(Listings of elements and regions)

◆ ◆ ◆ ◆ ◆

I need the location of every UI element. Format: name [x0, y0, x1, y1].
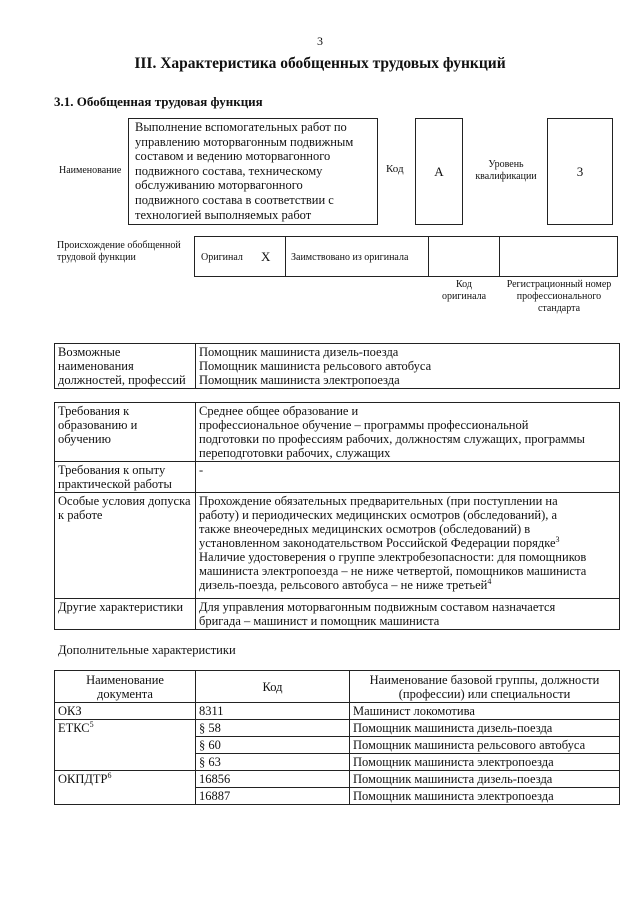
add-doc	[55, 720, 196, 771]
positions-label: Возможные наименования должностей, профессий	[55, 344, 196, 389]
add-code: § 63	[196, 754, 350, 771]
other-value	[196, 599, 620, 630]
page-number: 3	[317, 34, 323, 48]
section-title: III. Характеристика обобщенных трудовых функций	[134, 55, 506, 72]
borrowed-label: Заимствовано из оригинала	[291, 252, 409, 263]
footnote-ref: 3	[555, 534, 560, 544]
position-item: Помощник машиниста электропоезда	[199, 373, 400, 387]
add-header-name: Наименование базовой группы, должности (профессии) или специальности	[350, 671, 620, 703]
subsection-title: 3.1. Обобщенная трудовая функция	[54, 94, 263, 109]
footnote-ref: 4	[487, 576, 492, 586]
add-name: Помощник машиниста электропоезда	[350, 754, 620, 771]
function-name-line: подвижного состава в соответствии с	[135, 192, 334, 207]
function-name-line: технологией выполняемых работ	[135, 207, 312, 222]
req-line: работу) и периодических медицинских осмотров (обследований), а	[199, 508, 558, 522]
function-name-line: Выполнение вспомогательных работ по	[135, 120, 347, 134]
add-header-code: Код	[196, 671, 350, 703]
other-label: Другие характеристики	[55, 599, 196, 630]
education-label: Требования к образованию и обучению	[55, 403, 196, 462]
req-line: также внеочередных медицинских осмотров (обследований) в	[199, 522, 531, 536]
add-doc	[55, 703, 196, 720]
positions-table	[54, 343, 620, 389]
req-line-text: дизель-поезда, рельсового автобуса – не ниже третьей	[199, 578, 488, 592]
add-code: 8311	[196, 703, 350, 720]
position-item: Помощник машиниста рельсового автобуса	[199, 359, 432, 373]
add-code: 16887	[196, 788, 350, 805]
req-line	[199, 536, 616, 550]
requirements-table	[54, 402, 620, 630]
kod-value-box	[415, 118, 463, 225]
add-name: Помощник машиниста дизель-поезда	[350, 720, 620, 737]
req-line: подготовки по профессиям рабочих, должностям служащих, программы	[199, 432, 585, 446]
kod-label: Код	[386, 163, 404, 175]
kod-value: А	[434, 163, 444, 179]
req-line: Среднее общее образование и	[199, 404, 359, 418]
add-code: § 60	[196, 737, 350, 754]
original-mark: X	[261, 249, 271, 264]
kod-originala-label: Код оригинала	[441, 279, 487, 302]
function-name-line: составом и ведению моторвагонного	[135, 149, 331, 164]
add-name: Помощник машиниста рельсового автобуса	[350, 737, 620, 754]
add-doc	[55, 771, 196, 805]
req-line	[199, 578, 616, 592]
req-line: машиниста электропоезда – не ниже четвертой, помощников машиниста	[199, 564, 587, 578]
additional-title: Дополнительные характеристики	[58, 643, 236, 657]
reg-nomer-cell	[500, 237, 617, 276]
origin-label: Происхождение обобщенной трудовой функции	[57, 240, 181, 263]
add-code: § 58	[196, 720, 350, 737]
origin-box	[194, 236, 618, 277]
original-label: Оригинал	[201, 252, 243, 263]
req-line: Для управления моторвагонным подвижным составом назначается	[199, 600, 556, 614]
add-header-doc: Наименование документа	[55, 671, 196, 703]
req-line: профессиональное обучение – программы профессиональной	[199, 418, 529, 432]
uroven-value-box	[547, 118, 613, 225]
experience-label: Требования к опыту практической работы	[55, 462, 196, 493]
add-name: Машинист локомотива	[350, 703, 620, 720]
add-doc-text: ОКЗ	[58, 704, 82, 718]
position-item: Помощник машиниста дизель-поезда	[199, 345, 399, 359]
borrowed-cell	[286, 237, 429, 276]
original-cell	[195, 237, 286, 276]
positions-list	[196, 344, 620, 389]
req-line-text: установленном законодательством Российской Федерации порядке	[199, 536, 556, 550]
uroven-label: Уровень квалификации	[475, 159, 537, 182]
additional-table	[54, 670, 620, 805]
education-value	[196, 403, 620, 462]
uroven-value: 3	[576, 163, 584, 179]
req-line: Наличие удостоверения о группе электробезопасности: для помощников	[199, 550, 587, 564]
admission-label: Особые условия допуска к работе	[55, 493, 196, 599]
naimenovanie-label: Наименование	[59, 165, 122, 176]
experience-value	[196, 462, 620, 493]
function-name-line: обслуживанию моторвагонного	[135, 178, 303, 193]
add-code: 16856	[196, 771, 350, 788]
add-name: Помощник машиниста дизель-поезда	[350, 771, 620, 788]
req-line: -	[199, 463, 204, 477]
add-name: Помощник машиниста электропоезда	[350, 788, 620, 805]
req-line: бригада – машинист и помощник машиниста	[199, 614, 440, 628]
kod-originala-cell	[429, 237, 500, 276]
reg-nomer-label: Регистрационный номер профессионального стандарта	[506, 279, 612, 314]
function-name-line: управлению моторвагонным подвижным	[135, 134, 354, 149]
add-doc-text: ЕТКС	[58, 721, 90, 735]
footnote-ref: 6	[107, 770, 112, 780]
add-doc-text: ОКПДТР	[58, 772, 108, 786]
admission-value	[196, 493, 620, 599]
function-name-box	[128, 118, 378, 225]
req-line: переподготовки рабочих, служащих	[199, 446, 391, 460]
req-line: Прохождение обязательных предварительных (при поступлении на	[199, 494, 558, 508]
function-name-line: подвижного состава, техническому	[135, 163, 323, 178]
footnote-ref: 5	[89, 719, 94, 729]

◆ ◆ ◆ ◆ ◆

### STATED PROBLEM
Return every line of the listing above verbatim, omitting the pictures.

### SOLUTION TO THE PROBLEM
I need the location of every UI element. Format: name [x0, y0, x1, y1].
add-doc	[55, 720, 196, 771]
positions-label: Возможные наименования должностей, профессий	[55, 344, 196, 389]
add-code: § 63	[196, 754, 350, 771]
other-value	[196, 599, 620, 630]
page-number: 3	[317, 34, 323, 48]
section-title: III. Характеристика обобщенных трудовых функций	[134, 55, 506, 72]
borrowed-label: Заимствовано из оригинала	[291, 252, 409, 263]
footnote-ref: 3	[555, 534, 560, 544]
position-item: Помощник машиниста электропоезда	[199, 373, 400, 387]
add-header-name: Наименование базовой группы, должности (профессии) или специальности	[350, 671, 620, 703]
subsection-title: 3.1. Обобщенная трудовая функция	[54, 94, 263, 109]
footnote-ref: 4	[487, 576, 492, 586]
add-name: Помощник машиниста электропоезда	[350, 754, 620, 771]
function-name-line: подвижного состава в соответствии с	[135, 192, 334, 207]
function-name-line: технологией выполняемых работ	[135, 207, 312, 222]
req-line: работу) и периодических медицинских осмотров (обследований), а	[199, 508, 558, 522]
function-name-line: Выполнение вспомогательных работ по	[135, 120, 347, 134]
add-header-code: Код	[196, 671, 350, 703]
other-label: Другие характеристики	[55, 599, 196, 630]
education-label: Требования к образованию и обучению	[55, 403, 196, 462]
req-line: также внеочередных медицинских осмотров (обследований) в	[199, 522, 531, 536]
add-doc	[55, 703, 196, 720]
positions-table	[54, 343, 620, 389]
req-line-text: дизель-поезда, рельсового автобуса – не ниже третьей	[199, 578, 488, 592]
add-code: 8311	[196, 703, 350, 720]
position-item: Помощник машиниста рельсового автобуса	[199, 359, 432, 373]
add-code: 16887	[196, 788, 350, 805]
req-line	[199, 536, 616, 550]
requirements-table	[54, 402, 620, 630]
kod-value-box	[415, 118, 463, 225]
add-name: Помощник машиниста дизель-поезда	[350, 720, 620, 737]
req-line: подготовки по профессиям рабочих, должностям служащих, программы	[199, 432, 585, 446]
kod-label: Код	[386, 163, 404, 175]
kod-value: А	[434, 163, 444, 179]
req-line: Среднее общее образование и	[199, 404, 359, 418]
add-code: § 60	[196, 737, 350, 754]
original-mark: X	[261, 249, 271, 264]
kod-originala-label: Код оригинала	[441, 279, 487, 302]
function-name-line: составом и ведению моторвагонного	[135, 149, 331, 164]
add-name: Помощник машиниста рельсового автобуса	[350, 737, 620, 754]
add-doc	[55, 771, 196, 805]
req-line	[199, 578, 616, 592]
req-line: машиниста электропоезда – не ниже четвертой, помощников машиниста	[199, 564, 587, 578]
additional-title: Дополнительные характеристики	[58, 643, 236, 657]
reg-nomer-cell	[500, 237, 617, 276]
origin-label: Происхождение обобщенной трудовой функции	[57, 240, 181, 263]
add-code: § 58	[196, 720, 350, 737]
origin-box	[194, 236, 618, 277]
original-label: Оригинал	[201, 252, 243, 263]
req-line: Для управления моторвагонным подвижным составом назначается	[199, 600, 556, 614]
add-header-doc: Наименование документа	[55, 671, 196, 703]
req-line: профессиональное обучение – программы профессиональной	[199, 418, 529, 432]
uroven-value-box	[547, 118, 613, 225]
experience-label: Требования к опыту практической работы	[55, 462, 196, 493]
add-name: Машинист локомотива	[350, 703, 620, 720]
add-doc-text: ОКЗ	[58, 704, 82, 718]
position-item: Помощник машиниста дизель-поезда	[199, 345, 399, 359]
borrowed-cell	[286, 237, 429, 276]
original-cell	[195, 237, 286, 276]
positions-list	[196, 344, 620, 389]
req-line-text: установленном законодательством Российской Федерации порядке	[199, 536, 556, 550]
uroven-label: Уровень квалификации	[475, 159, 537, 182]
additional-table	[54, 670, 620, 805]
education-value	[196, 403, 620, 462]
uroven-value: 3	[576, 163, 584, 179]
req-line: Наличие удостоверения о группе электробезопасности: для помощников	[199, 550, 587, 564]
admission-label: Особые условия допуска к работе	[55, 493, 196, 599]
naimenovanie-label: Наименование	[59, 165, 122, 176]
experience-value	[196, 462, 620, 493]
function-name-line: обслуживанию моторвагонного	[135, 178, 303, 193]
add-code: 16856	[196, 771, 350, 788]
add-name: Помощник машиниста дизель-поезда	[350, 771, 620, 788]
req-line: -	[199, 463, 204, 477]
add-name: Помощник машиниста электропоезда	[350, 788, 620, 805]
req-line: бригада – машинист и помощник машиниста	[199, 614, 440, 628]
kod-originala-cell	[429, 237, 500, 276]
reg-nomer-label: Регистрационный номер профессионального стандарта	[506, 279, 612, 314]
function-name-line: управлению моторвагонным подвижным	[135, 134, 354, 149]
add-doc-text: ЕТКС	[58, 721, 90, 735]
footnote-ref: 6	[107, 770, 112, 780]
add-doc-text: ОКПДТР	[58, 772, 108, 786]
admission-value	[196, 493, 620, 599]
function-name-box	[128, 118, 378, 225]
req-line: переподготовки рабочих, служащих	[199, 446, 391, 460]
req-line: Прохождение обязательных предварительных (при поступлении на	[199, 494, 558, 508]
function-name-line: подвижного состава, техническому	[135, 163, 323, 178]
footnote-ref: 5	[89, 719, 94, 729]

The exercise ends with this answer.